- _PROVIDED DATA_
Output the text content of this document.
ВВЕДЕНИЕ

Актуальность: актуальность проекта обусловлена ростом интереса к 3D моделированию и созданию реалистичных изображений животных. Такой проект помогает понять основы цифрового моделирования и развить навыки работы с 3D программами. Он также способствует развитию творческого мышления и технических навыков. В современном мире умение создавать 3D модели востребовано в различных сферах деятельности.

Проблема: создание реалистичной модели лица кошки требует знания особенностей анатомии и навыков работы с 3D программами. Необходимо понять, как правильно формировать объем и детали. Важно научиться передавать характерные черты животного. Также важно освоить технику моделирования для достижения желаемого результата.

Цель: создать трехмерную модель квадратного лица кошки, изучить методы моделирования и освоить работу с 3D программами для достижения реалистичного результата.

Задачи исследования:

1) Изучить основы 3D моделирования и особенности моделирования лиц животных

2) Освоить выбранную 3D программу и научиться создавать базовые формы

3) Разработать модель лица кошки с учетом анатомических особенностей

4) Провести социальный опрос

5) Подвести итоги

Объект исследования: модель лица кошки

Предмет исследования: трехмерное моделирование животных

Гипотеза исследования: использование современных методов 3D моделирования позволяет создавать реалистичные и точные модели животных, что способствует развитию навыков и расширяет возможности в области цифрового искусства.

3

...

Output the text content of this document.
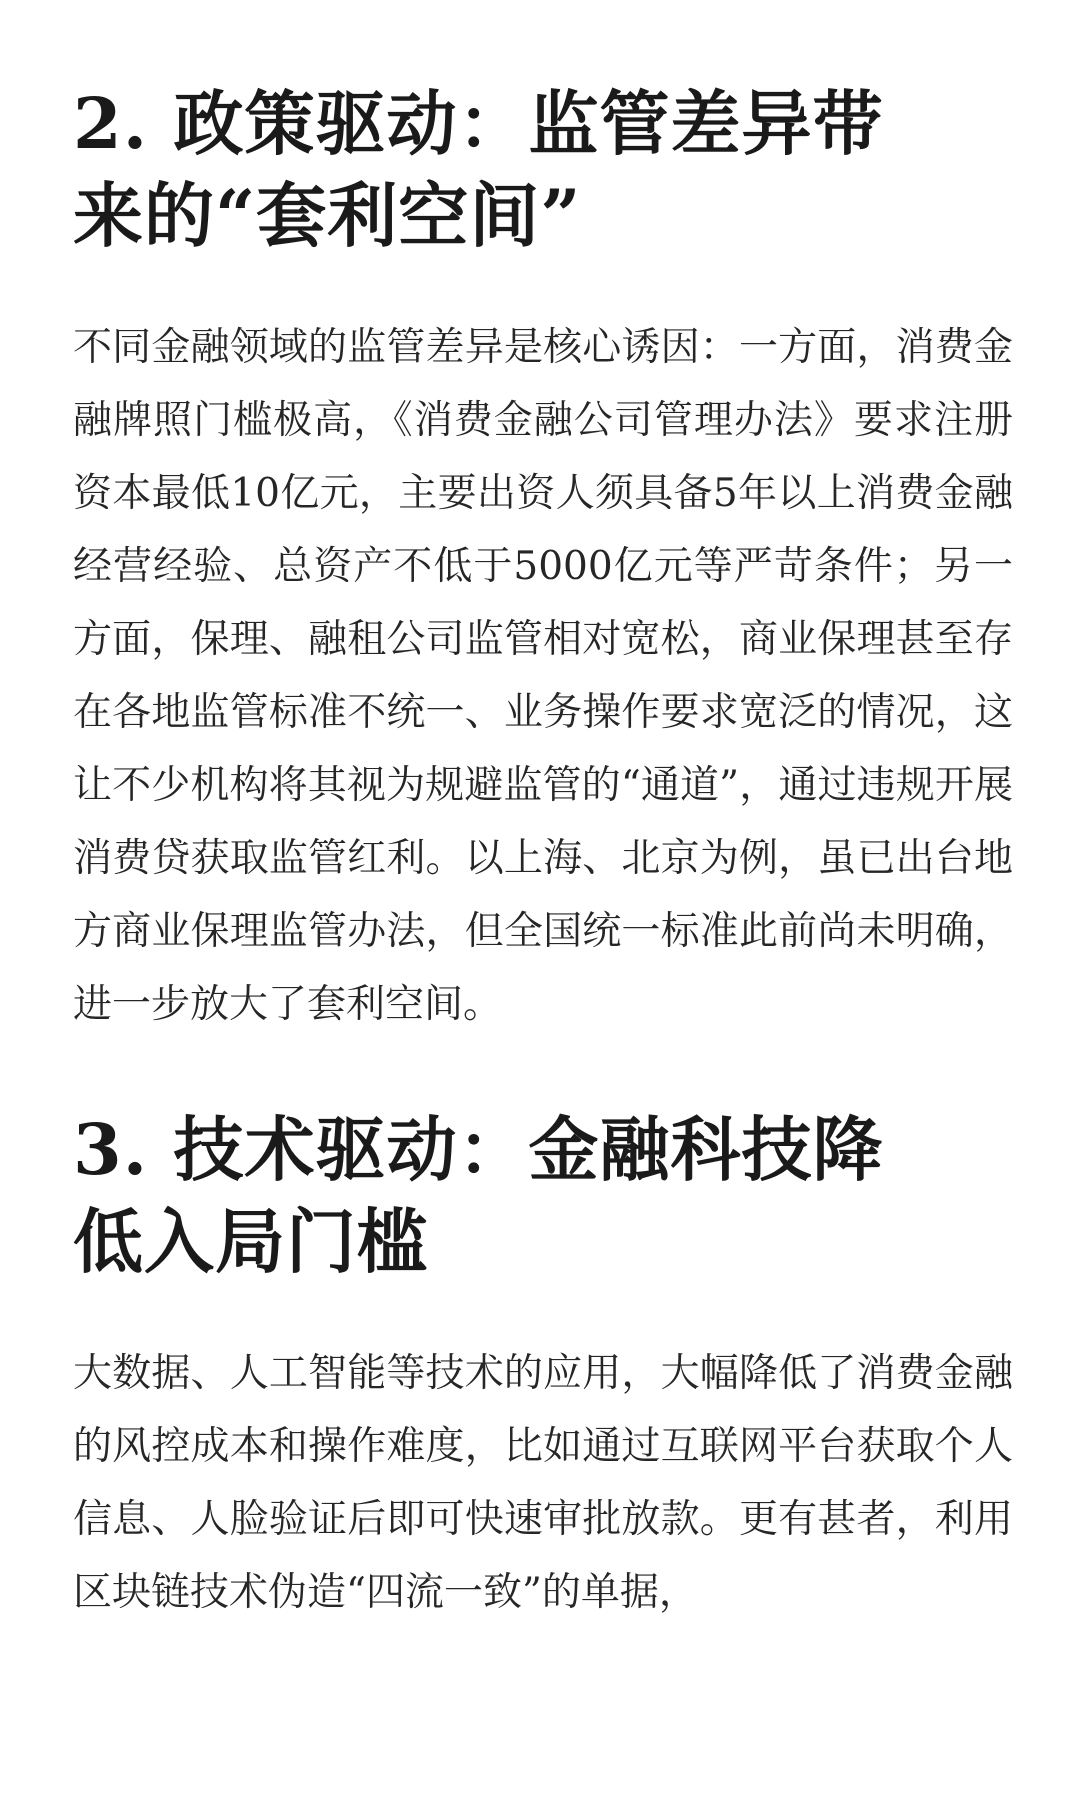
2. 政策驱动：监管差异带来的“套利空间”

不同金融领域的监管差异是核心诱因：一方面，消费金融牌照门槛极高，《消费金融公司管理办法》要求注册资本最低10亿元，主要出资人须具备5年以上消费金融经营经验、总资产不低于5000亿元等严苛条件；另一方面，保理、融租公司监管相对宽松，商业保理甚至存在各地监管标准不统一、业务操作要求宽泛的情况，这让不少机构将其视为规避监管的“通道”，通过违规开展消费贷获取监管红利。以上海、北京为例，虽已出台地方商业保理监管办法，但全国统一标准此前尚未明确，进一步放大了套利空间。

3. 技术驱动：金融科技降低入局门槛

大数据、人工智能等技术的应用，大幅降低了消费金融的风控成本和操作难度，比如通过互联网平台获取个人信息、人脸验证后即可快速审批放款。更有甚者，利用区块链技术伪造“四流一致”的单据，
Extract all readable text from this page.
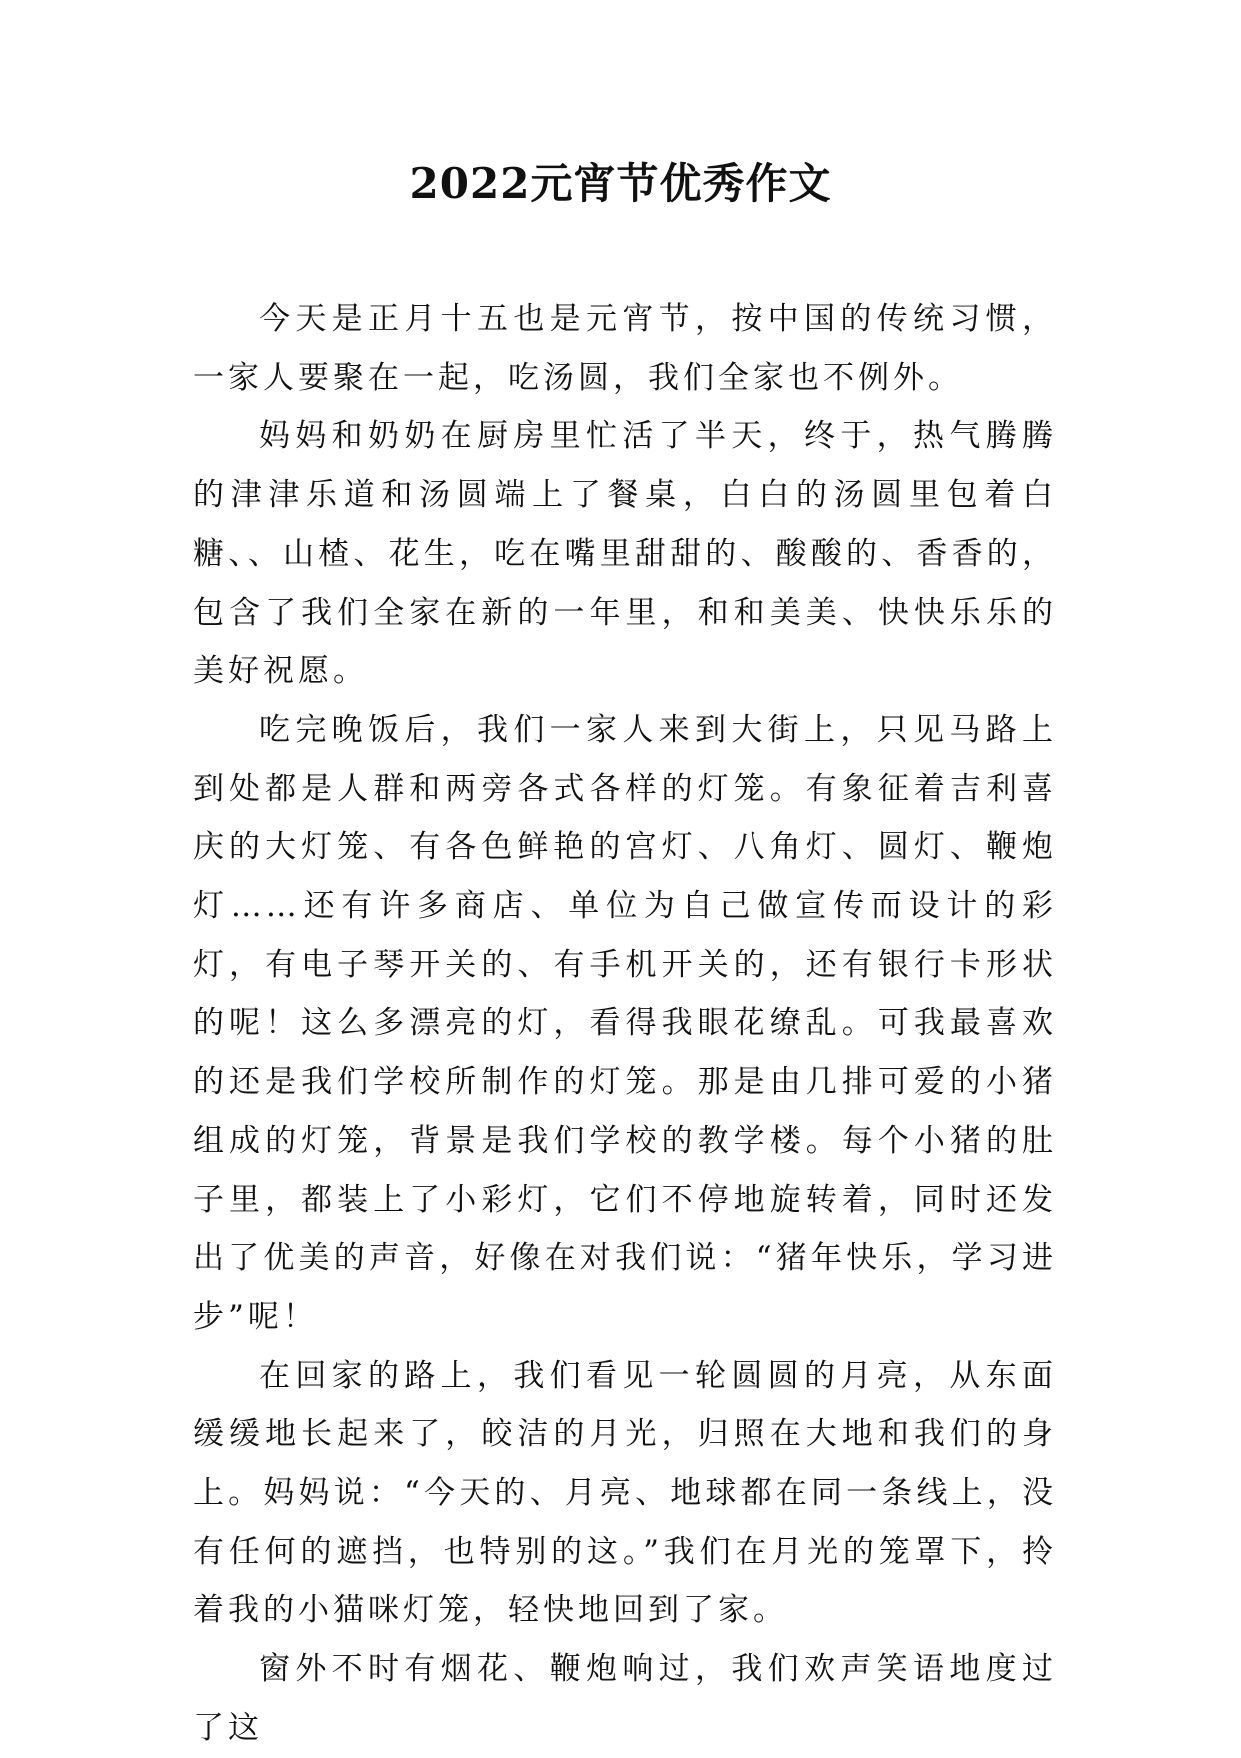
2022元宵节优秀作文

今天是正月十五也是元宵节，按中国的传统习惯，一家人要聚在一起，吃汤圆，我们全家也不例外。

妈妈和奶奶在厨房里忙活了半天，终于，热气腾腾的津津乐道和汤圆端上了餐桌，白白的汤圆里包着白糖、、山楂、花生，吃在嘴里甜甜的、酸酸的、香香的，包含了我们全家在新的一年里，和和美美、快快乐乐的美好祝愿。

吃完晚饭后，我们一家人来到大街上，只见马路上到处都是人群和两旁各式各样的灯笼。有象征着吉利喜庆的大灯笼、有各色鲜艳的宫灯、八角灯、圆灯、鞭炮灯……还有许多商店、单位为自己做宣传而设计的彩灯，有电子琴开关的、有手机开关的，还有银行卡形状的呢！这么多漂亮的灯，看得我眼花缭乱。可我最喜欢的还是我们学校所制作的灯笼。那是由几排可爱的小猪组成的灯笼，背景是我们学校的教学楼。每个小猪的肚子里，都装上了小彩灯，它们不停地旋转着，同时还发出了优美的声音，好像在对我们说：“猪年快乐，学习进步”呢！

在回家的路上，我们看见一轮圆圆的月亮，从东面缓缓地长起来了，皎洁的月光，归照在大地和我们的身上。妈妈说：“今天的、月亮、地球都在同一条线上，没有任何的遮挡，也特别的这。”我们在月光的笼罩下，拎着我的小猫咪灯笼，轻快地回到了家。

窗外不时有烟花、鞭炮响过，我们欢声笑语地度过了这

- _EXERCISE INSTRUCTIONS_
Only a number is expected here: the count of lines in the listing that hold the string "понять".

- _EXERCISE RESULT_
2